## WRITTEN PROBLEM
Find the line containing "Convert this screenshot". Return it and every line after it, unchanged, up to and including the last line.

## PROVIDED RECORDS

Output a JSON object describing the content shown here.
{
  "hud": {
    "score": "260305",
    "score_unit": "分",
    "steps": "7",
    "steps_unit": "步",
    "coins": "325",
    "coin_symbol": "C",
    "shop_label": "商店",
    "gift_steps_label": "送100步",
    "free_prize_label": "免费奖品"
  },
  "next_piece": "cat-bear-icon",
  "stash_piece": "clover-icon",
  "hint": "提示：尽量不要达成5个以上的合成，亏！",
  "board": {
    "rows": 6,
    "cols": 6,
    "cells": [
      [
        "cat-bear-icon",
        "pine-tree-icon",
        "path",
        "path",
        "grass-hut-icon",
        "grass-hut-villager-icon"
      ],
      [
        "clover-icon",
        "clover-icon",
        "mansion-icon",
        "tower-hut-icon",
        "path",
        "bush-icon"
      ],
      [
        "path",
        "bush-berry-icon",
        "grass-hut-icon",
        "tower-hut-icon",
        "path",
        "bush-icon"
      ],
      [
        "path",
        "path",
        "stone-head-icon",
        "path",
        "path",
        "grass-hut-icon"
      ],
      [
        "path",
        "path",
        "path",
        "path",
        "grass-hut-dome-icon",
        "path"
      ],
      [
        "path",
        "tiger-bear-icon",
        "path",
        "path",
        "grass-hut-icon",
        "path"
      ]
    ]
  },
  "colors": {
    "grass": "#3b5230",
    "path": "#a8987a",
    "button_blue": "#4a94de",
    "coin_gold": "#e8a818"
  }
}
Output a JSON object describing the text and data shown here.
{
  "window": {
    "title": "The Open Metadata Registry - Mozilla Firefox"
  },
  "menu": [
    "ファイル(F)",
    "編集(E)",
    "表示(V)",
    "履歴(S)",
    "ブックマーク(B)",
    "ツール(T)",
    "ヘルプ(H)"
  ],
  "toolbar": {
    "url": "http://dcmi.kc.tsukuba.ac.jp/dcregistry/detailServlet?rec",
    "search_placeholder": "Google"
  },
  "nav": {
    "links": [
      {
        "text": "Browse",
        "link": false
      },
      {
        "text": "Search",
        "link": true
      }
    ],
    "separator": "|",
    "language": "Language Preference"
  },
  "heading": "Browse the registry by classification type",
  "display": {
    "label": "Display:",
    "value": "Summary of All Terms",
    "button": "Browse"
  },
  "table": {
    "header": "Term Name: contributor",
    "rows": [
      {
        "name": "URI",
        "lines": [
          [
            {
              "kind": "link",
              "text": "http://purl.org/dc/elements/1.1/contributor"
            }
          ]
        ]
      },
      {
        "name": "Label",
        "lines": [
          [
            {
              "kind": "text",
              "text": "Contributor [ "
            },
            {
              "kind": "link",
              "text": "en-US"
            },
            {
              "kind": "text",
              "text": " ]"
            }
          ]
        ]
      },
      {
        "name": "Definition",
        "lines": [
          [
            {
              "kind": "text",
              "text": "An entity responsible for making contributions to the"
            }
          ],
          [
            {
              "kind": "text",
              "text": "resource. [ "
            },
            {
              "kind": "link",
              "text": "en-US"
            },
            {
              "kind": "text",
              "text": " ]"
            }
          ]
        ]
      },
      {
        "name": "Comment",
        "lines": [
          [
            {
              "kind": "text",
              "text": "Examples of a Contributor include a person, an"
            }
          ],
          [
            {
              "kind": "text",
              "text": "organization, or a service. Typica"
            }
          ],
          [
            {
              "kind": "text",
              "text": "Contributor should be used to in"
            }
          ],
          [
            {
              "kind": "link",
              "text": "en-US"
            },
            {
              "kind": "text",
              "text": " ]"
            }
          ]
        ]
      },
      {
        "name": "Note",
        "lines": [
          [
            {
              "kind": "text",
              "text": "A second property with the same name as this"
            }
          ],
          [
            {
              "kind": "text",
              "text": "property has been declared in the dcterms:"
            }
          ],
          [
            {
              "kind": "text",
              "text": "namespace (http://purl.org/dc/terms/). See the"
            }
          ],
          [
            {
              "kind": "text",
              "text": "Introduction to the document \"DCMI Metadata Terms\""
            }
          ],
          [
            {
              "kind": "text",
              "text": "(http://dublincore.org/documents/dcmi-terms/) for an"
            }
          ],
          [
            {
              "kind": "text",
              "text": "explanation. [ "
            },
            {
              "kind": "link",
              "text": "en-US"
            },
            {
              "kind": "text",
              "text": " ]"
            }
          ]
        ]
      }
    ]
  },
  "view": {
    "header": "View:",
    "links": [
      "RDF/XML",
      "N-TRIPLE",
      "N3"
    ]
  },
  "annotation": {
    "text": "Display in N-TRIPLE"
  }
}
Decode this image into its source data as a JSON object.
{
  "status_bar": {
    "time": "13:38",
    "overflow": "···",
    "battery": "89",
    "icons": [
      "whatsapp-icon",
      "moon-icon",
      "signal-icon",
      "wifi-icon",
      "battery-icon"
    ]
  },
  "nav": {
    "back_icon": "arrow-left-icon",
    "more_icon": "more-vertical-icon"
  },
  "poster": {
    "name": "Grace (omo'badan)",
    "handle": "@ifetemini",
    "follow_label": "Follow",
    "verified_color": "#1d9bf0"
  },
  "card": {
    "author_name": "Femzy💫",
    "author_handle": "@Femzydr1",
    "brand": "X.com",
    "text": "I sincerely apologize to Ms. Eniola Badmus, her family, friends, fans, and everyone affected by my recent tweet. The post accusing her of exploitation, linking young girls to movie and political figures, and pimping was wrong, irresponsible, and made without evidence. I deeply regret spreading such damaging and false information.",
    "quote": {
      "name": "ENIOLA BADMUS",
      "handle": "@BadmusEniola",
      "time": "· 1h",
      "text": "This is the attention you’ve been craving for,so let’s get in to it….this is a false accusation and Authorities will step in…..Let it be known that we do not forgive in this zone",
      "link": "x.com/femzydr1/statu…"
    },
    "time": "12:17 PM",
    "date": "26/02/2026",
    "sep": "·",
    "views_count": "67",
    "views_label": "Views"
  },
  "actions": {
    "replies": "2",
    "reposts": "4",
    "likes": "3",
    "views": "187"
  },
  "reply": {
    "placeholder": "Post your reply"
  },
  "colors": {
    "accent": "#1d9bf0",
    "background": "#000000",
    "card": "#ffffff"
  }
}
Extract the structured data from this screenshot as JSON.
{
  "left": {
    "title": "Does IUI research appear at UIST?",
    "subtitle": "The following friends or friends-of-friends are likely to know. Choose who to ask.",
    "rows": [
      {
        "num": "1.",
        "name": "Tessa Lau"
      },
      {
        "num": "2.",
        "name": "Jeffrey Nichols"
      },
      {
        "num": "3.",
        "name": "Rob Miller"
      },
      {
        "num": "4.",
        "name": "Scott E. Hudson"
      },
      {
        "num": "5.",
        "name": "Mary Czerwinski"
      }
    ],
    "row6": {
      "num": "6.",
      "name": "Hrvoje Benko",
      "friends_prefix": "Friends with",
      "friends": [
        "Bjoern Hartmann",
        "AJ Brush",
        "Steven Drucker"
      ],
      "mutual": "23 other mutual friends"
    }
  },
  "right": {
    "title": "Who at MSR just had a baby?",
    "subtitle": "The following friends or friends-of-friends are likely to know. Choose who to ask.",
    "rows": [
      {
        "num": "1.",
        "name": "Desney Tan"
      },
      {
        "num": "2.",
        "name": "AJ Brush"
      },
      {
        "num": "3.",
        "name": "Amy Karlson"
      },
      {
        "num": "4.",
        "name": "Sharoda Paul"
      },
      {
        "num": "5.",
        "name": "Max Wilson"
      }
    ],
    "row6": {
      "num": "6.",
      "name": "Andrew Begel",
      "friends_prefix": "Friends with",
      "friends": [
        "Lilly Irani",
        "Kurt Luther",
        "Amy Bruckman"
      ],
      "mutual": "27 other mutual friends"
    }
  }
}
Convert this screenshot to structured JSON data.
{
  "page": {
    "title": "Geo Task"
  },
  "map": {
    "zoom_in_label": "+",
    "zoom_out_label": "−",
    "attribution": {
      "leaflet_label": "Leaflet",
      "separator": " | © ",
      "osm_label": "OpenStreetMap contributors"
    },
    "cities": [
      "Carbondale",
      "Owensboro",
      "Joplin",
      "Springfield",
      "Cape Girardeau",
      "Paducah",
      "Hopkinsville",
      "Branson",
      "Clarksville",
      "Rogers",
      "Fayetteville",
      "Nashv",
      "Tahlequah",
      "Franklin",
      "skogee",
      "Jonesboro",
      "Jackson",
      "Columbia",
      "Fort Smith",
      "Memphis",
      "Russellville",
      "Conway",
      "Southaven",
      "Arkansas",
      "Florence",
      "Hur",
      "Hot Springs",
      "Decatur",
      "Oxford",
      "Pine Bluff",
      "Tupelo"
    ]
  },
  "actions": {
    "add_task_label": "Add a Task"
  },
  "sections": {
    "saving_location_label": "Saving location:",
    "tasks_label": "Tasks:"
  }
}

## THE COMPLETED TASK
Convert this screenshot to structured JSON data.
{
  "page": {
    "title": "Geo Task"
  },
  "map": {
    "zoom_in_label": "+",
    "zoom_out_label": "−",
    "attribution": {
      "leaflet_label": "Leaflet",
      "separator": " | © ",
      "osm_label": "OpenStreetMap contributors"
    },
    "cities": [
      "Carbondale",
      "Owensboro",
      "Joplin",
      "Springfield",
      "Cape Girardeau",
      "Paducah",
      "Hopkinsville",
      "Branson",
      "Clarksville",
      "Rogers",
      "Fayetteville",
      "Nashv",
      "Tahlequah",
      "Franklin",
      "skogee",
      "Jonesboro",
      "Jackson",
      "Columbia",
      "Fort Smith",
      "Memphis",
      "Russellville",
      "Conway",
      "Southaven",
      "Arkansas",
      "Florence",
      "Hur",
      "Hot Springs",
      "Decatur",
      "Oxford",
      "Pine Bluff",
      "Tupelo"
    ]
  },
  "actions": {
    "add_task_label": "Add a Task"
  },
  "sections": {
    "saving_location_label": "Saving location:",
    "tasks_label": "Tasks:"
  }
}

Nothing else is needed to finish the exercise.